§ **EXCERPT PROVIDED**

/---

Compilation album by Various artists
- Released: August 23, 2011
- Studio: Various
- Genres: Alternative rock; pop rock; indie rock; power pop; soft rock;
- Length: 36:40
- Label: Walt Disney
- Producer: Dani Markman

The Muppets chronology
| A Muppets Christmas: Letters to Santa (2008) | The Muppets: The Green Album (2011) | The Muppets: Original Soundtrack (2011) |

Singles from Muppets: The Green Album
- "Muppet Show Theme Song" Released: August 19, 2011;

= Muppets: The Green Album =

The Muppets: The Green Album is a cover album of twelve songs originally recorded by the Muppets, covered by alternative rock and pop artists. The album was released by Walt Disney Records on August 23, 2011, on a digipak CD and as a digital download. A music video was also produced for the album's sole single; "Muppet Show Theme Song", featuring OK Go attempting to produce their own music video until they are interrupted by the Muppets' antics.

\---

§ **PROBLEM SET**
1. According to the page on Muppets: The Green Album, how many songs does the album cover?
2. Transcribe the page on Muppets: The Green Album word for word, from "The Muppets: The Green Album is" up to and including "the Muppets' antics.".

§ **MATERIAL PROVIDED**
/---

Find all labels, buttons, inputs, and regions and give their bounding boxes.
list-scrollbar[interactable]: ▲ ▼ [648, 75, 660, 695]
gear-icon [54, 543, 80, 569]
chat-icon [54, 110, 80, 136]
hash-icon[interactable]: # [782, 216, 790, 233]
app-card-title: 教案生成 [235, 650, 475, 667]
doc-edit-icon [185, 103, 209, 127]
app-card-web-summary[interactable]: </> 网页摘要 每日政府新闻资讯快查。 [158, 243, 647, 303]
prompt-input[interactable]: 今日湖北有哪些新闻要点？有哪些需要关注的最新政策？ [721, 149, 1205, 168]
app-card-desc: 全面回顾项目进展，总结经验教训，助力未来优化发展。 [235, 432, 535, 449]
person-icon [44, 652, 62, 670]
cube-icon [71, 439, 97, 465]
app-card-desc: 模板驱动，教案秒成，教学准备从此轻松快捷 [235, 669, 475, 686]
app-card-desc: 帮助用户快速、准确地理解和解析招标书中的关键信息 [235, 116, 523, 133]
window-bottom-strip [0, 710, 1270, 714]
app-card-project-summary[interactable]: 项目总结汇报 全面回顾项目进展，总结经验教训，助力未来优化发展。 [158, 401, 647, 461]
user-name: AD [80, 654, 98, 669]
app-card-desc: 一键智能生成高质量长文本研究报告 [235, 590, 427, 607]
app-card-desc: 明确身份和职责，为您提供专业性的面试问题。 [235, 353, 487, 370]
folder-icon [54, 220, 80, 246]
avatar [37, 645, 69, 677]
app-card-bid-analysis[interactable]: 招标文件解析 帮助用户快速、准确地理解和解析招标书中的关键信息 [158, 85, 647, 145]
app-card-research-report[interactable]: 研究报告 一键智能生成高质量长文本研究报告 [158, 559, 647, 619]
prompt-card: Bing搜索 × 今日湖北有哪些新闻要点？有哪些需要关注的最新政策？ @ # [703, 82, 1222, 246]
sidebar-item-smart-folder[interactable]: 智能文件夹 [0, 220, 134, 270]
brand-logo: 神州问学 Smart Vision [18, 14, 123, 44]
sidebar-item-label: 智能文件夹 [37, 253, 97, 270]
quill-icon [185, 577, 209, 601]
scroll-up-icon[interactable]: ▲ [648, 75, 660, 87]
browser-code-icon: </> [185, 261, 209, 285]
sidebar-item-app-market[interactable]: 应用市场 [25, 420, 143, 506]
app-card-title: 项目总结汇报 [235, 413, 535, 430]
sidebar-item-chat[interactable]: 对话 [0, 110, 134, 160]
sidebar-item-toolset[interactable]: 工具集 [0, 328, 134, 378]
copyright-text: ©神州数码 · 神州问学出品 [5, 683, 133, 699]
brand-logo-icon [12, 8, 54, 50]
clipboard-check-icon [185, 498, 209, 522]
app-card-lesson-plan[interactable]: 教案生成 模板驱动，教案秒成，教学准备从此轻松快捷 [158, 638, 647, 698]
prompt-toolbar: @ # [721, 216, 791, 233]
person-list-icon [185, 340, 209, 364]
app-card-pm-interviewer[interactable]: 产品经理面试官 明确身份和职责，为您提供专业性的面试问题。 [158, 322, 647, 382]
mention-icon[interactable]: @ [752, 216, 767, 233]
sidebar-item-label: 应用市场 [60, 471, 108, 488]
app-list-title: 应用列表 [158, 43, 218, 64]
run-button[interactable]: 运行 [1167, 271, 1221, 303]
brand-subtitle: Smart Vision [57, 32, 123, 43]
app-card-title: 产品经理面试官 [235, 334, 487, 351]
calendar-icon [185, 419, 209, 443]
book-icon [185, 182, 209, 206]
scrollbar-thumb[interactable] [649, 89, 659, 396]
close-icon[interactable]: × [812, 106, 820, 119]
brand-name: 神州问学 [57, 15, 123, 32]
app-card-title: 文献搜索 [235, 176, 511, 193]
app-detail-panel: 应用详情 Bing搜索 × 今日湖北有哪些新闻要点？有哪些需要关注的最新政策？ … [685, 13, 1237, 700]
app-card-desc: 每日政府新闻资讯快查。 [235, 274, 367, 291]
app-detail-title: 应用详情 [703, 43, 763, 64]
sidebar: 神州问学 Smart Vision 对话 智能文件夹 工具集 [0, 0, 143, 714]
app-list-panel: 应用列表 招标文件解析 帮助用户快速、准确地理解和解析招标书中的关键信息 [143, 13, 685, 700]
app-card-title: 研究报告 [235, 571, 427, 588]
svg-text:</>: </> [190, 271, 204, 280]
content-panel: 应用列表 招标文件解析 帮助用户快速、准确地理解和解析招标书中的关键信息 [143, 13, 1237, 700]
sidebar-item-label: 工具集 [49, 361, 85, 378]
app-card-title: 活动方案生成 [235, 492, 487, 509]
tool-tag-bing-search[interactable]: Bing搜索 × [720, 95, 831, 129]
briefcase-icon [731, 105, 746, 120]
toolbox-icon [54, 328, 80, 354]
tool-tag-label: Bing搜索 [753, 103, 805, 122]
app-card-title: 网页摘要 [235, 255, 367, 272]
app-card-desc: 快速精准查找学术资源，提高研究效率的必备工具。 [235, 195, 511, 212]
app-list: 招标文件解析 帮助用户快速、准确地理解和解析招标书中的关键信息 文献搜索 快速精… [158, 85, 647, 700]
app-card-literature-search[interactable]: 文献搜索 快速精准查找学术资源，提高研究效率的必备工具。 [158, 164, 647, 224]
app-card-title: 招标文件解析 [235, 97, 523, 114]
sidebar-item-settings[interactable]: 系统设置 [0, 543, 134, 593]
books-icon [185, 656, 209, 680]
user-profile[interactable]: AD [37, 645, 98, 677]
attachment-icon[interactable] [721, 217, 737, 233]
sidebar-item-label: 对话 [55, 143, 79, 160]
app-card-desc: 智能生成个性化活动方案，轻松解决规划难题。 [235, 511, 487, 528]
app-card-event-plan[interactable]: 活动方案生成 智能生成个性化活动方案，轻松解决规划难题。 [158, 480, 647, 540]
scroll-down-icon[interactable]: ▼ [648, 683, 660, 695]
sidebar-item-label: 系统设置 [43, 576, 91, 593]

\---

§ **PER-TASK ANSWERS**
1. Twelve songs.

2.
The Muppets: The Green Album is a cover album of twelve songs originally recorded by the Muppets, covered by alternative rock and pop artists. The album was released by Walt Disney Records on August 23, 2011, on a digipak CD and as a digital download. A music video was also produced for the album's sole single; "Muppet Show Theme Song", featuring OK Go attempting to produce their own music video until they are interrupted by the Muppets' antics.